Problem to solve: Write out the records word for word, with no pictures.

## Begin Data entries

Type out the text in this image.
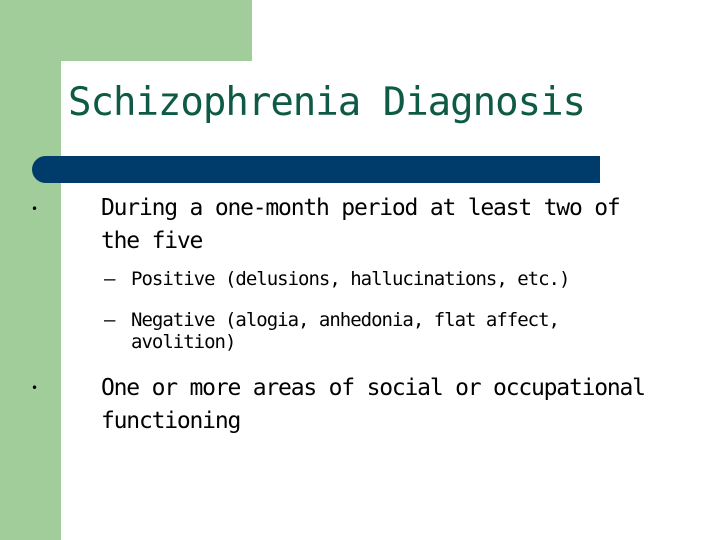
Schizophrenia Diagnosis
•	During a one-month period at least two of the five

– Positive (delusions, hallucinations, etc.)

– Negative (alogia, anhedonia, flat affect, avolition)

•	One or more areas of social or occupational functioning
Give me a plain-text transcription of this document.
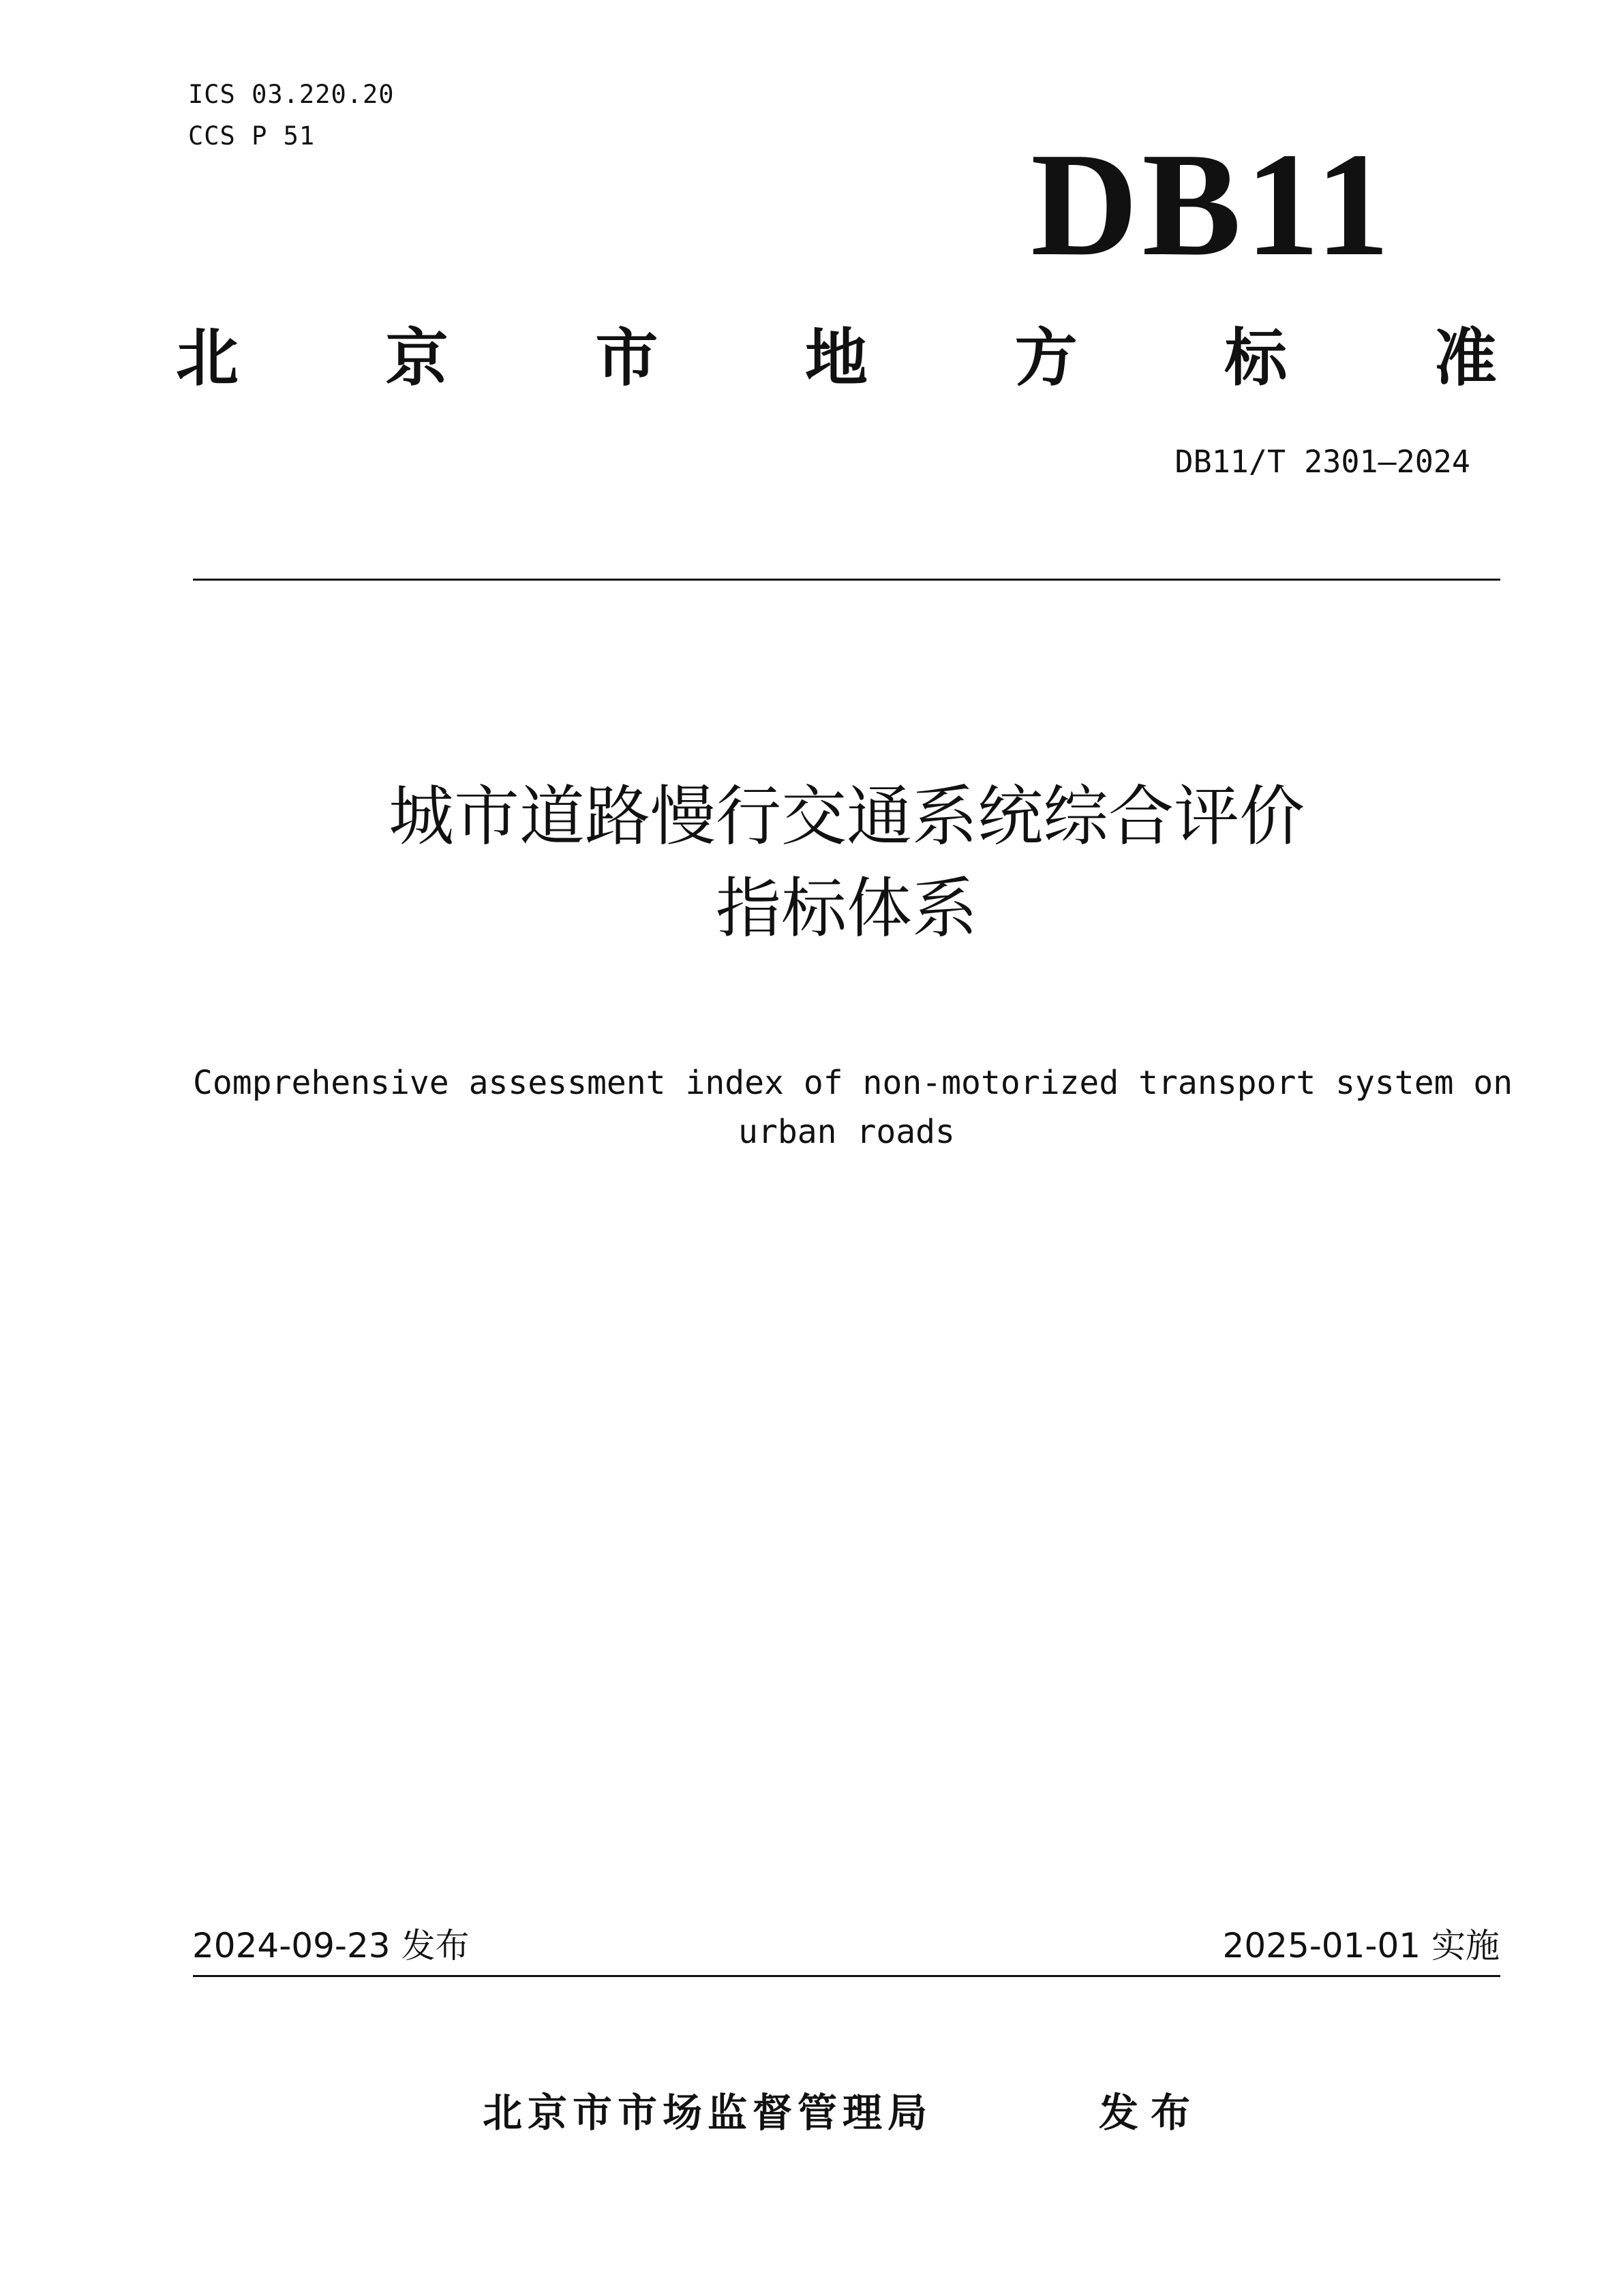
ICS 03.220.20
CCS P 51	DB11
北 京 市 地 方 标 准
DB11/T 2301—2024
城市道路慢行交通系统综合评价
指标体系
Comprehensive assessment index of non-motorized transport system on
urban roads
2024-09-23 发布	2025-01-01 实施
北京市市场监督管理局	发布
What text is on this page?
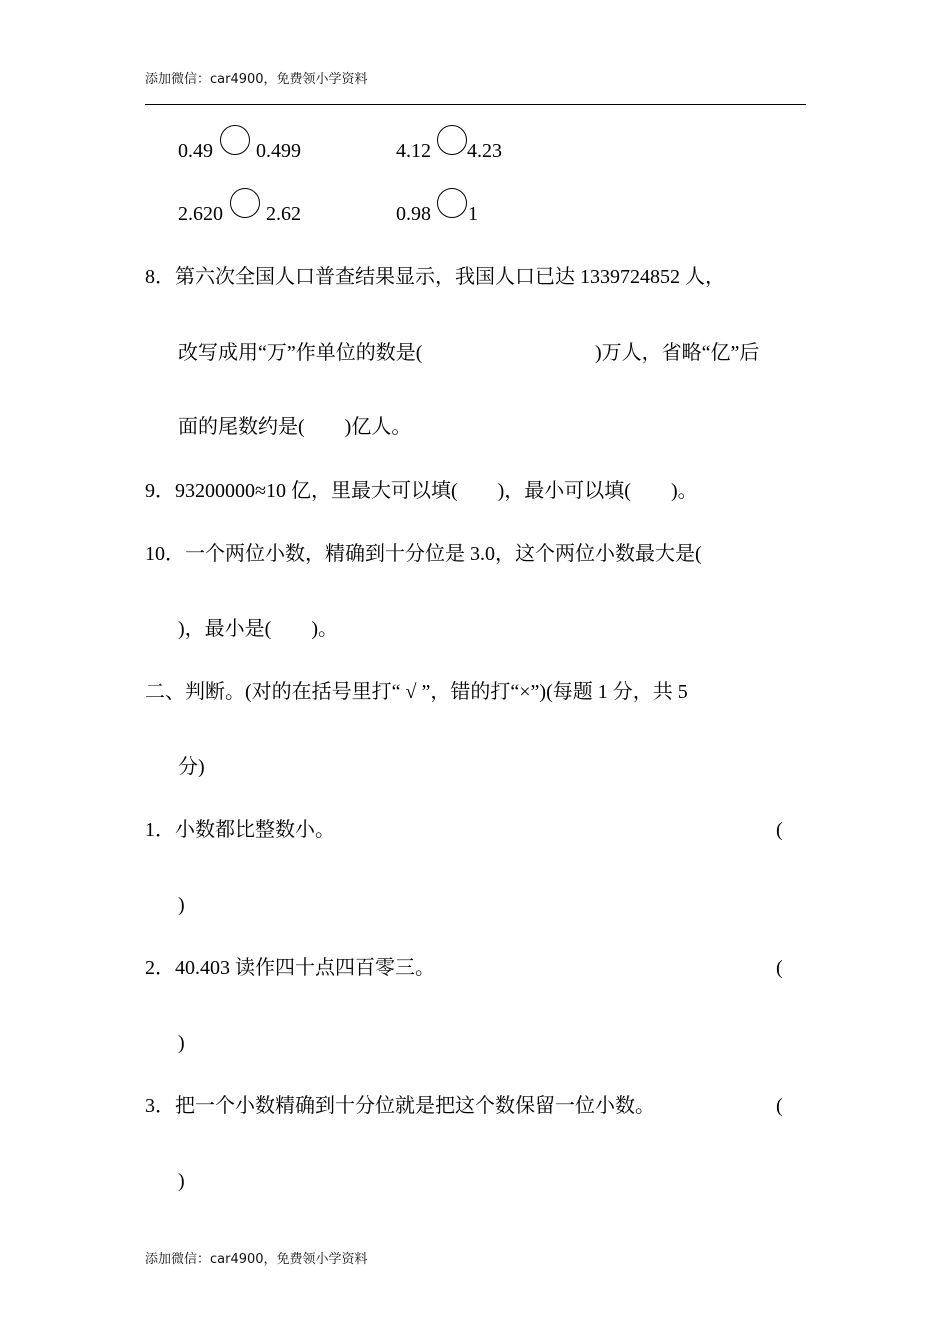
添加微信：car4900，免费领小学资料
0.49 0.499	4.12 4.23
2.620 2.62	0.98 1
8．第六次全国人口普查结果显示，我国人口已达 1339724852 人，
改写成用“万”作单位的数是(	)万人，省略“亿”后
面的尾数约是(  )亿人。
9．93200000≈10 亿，里最大可以填(  )，最小可以填(  )。
10．一个两位小数，精确到十分位是 3.0，这个两位小数最大是(
)，最小是(  )。
二、判断。(对的在括号里打“ √ ”，错的打“×”)(每题 1 分，共 5
分)
1．小数都比整数小。	(
)
2．40.403 读作四十点四百零三。	(
)
3．把一个小数精确到十分位就是把这个数保留一位小数。	(
)
添加微信：car4900，免费领小学资料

## End Data entries

Correct answer:
Type out the text in this image.
Schizophrenia Diagnosis
•	During a one-month period at least two of the five

– Positive (delusions, hallucinations, etc.)

– Negative (alogia, anhedonia, flat affect, avolition)

•	One or more areas of social or occupational functioning
Give me a plain-text transcription of this document.
ICS 03.220.20
CCS P 51	DB11
北 京 市 地 方 标 准
DB11/T 2301—2024
城市道路慢行交通系统综合评价
指标体系
Comprehensive assessment index of non-motorized transport system on
urban roads
2024-09-23 发布	2025-01-01 实施
北京市市场监督管理局	发布
What text is on this page?
添加微信：car4900，免费领小学资料
0.49 0.499	4.12 4.23
2.620 2.62	0.98 1
8．第六次全国人口普查结果显示，我国人口已达 1339724852 人，
改写成用“万”作单位的数是(	)万人，省略“亿”后
面的尾数约是(  )亿人。
9．93200000≈10 亿，里最大可以填(  )，最小可以填(  )。
10．一个两位小数，精确到十分位是 3.0，这个两位小数最大是(
)，最小是(  )。
二、判断。(对的在括号里打“ √ ”，错的打“×”)(每题 1 分，共 5
分)
1．小数都比整数小。	(
)
2．40.403 读作四十点四百零三。	(
)
3．把一个小数精确到十分位就是把这个数保留一位小数。	(
)
添加微信：car4900，免费领小学资料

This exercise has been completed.